**PROBLEM STATEMENT**
Every line in the records below with the string "Afrique" is to be copied out.

**RECORDS PROVIDED**
------------------------------------------------------------

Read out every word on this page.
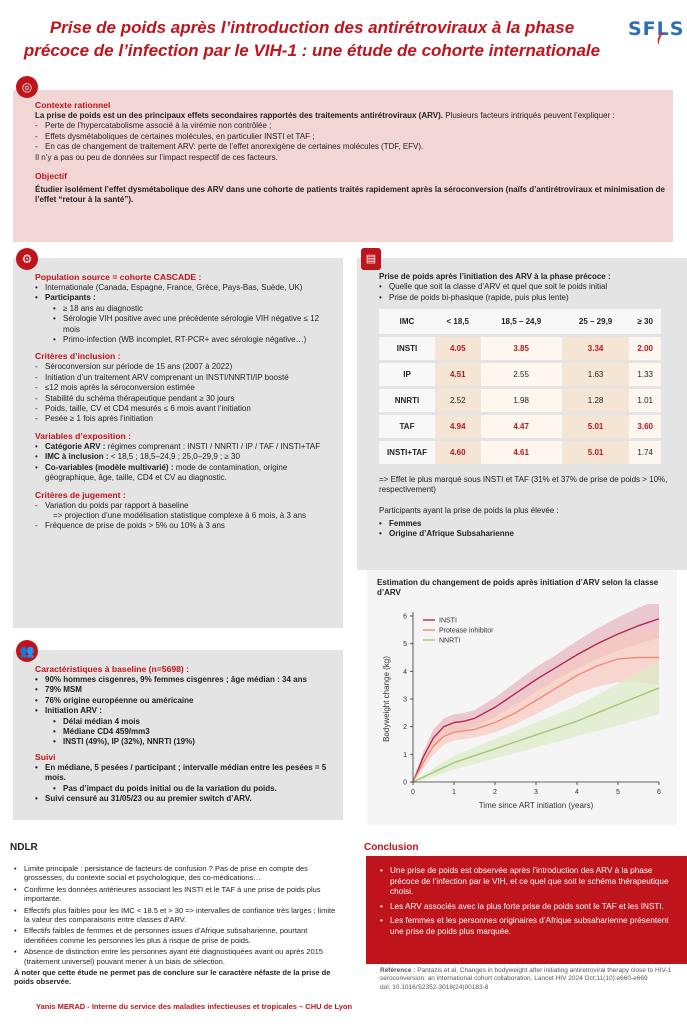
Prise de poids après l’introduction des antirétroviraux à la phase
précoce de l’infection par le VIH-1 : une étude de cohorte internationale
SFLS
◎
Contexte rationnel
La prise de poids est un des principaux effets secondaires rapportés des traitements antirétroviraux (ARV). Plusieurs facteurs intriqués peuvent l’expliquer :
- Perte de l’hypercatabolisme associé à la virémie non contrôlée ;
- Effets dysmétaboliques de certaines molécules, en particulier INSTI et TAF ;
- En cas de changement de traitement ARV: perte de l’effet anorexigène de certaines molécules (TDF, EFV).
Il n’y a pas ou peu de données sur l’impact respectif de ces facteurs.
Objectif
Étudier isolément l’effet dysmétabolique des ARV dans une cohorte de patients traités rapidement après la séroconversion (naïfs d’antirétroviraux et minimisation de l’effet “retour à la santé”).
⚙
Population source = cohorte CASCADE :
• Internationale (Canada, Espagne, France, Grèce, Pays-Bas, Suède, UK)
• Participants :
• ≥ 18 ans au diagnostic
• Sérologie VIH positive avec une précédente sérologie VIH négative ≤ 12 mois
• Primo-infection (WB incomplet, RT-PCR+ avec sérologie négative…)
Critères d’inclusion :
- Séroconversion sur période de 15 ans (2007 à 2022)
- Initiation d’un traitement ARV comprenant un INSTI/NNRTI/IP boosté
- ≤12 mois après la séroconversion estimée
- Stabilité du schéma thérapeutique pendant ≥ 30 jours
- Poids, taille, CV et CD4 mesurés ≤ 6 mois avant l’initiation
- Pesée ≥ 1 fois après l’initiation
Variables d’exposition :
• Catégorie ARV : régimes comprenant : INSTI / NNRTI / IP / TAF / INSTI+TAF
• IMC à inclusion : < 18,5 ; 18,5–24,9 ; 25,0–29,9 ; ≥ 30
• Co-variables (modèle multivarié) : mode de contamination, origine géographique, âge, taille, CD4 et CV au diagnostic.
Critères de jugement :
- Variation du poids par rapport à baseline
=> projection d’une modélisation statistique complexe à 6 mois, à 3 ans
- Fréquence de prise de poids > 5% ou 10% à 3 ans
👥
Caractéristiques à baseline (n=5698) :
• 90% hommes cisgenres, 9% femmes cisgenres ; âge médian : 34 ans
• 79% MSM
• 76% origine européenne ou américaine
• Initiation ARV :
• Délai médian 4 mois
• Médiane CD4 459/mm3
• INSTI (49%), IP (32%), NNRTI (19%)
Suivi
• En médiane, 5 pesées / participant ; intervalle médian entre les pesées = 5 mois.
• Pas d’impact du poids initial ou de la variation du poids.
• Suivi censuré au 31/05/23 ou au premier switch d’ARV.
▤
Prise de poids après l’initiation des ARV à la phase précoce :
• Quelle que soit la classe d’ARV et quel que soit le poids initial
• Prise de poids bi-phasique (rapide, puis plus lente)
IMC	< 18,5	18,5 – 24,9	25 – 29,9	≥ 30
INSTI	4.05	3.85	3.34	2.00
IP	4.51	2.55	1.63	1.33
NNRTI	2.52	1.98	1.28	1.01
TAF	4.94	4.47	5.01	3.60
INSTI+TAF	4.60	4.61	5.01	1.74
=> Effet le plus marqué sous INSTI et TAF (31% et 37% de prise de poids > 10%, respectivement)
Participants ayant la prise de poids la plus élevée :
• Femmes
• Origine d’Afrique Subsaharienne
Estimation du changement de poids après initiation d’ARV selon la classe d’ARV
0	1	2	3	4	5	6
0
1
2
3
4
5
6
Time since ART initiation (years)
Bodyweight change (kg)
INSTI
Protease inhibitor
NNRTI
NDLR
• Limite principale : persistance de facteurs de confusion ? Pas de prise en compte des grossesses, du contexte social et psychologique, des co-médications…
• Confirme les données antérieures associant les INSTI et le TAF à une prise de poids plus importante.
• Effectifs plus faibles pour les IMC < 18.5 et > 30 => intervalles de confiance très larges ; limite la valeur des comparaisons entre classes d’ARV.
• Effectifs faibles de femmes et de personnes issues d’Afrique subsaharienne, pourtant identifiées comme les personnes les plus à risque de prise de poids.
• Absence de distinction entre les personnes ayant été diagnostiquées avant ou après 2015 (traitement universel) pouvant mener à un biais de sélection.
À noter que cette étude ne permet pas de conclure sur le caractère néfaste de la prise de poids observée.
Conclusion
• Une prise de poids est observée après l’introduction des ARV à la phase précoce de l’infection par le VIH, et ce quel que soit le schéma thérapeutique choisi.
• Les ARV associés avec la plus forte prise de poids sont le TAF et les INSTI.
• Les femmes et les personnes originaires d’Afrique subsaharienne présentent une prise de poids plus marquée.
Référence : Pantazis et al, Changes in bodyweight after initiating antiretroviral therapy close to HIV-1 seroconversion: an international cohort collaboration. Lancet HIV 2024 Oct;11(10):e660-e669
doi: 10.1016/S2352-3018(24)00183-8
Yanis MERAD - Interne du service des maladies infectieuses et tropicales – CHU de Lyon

------------------------------------------------------------

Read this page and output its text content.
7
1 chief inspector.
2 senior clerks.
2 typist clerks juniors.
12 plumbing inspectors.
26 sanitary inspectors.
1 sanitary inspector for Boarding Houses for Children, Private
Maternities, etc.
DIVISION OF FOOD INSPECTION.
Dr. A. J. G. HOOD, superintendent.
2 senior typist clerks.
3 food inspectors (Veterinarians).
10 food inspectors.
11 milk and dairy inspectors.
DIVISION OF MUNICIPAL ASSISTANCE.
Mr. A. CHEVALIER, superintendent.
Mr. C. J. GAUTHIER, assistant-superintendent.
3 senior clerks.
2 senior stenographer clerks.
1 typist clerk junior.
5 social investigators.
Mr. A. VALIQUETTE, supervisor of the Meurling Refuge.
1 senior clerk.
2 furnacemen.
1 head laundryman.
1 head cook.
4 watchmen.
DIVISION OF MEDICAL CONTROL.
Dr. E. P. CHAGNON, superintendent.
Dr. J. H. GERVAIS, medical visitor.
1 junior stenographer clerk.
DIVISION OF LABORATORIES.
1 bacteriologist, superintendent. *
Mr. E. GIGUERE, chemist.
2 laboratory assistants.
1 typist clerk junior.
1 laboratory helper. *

------------------------------------------------------------

**ANSWER TO THE PROBLEM**
• Origine d’Afrique Subsaharienne
• Effectifs faibles de femmes et de personnes issues d’Afrique subsaharienne, pourtant identifiées comme les personnes les plus à risque de prise de poids.
• Les femmes et les personnes originaires d’Afrique subsaharienne présentent une prise de poids plus marquée.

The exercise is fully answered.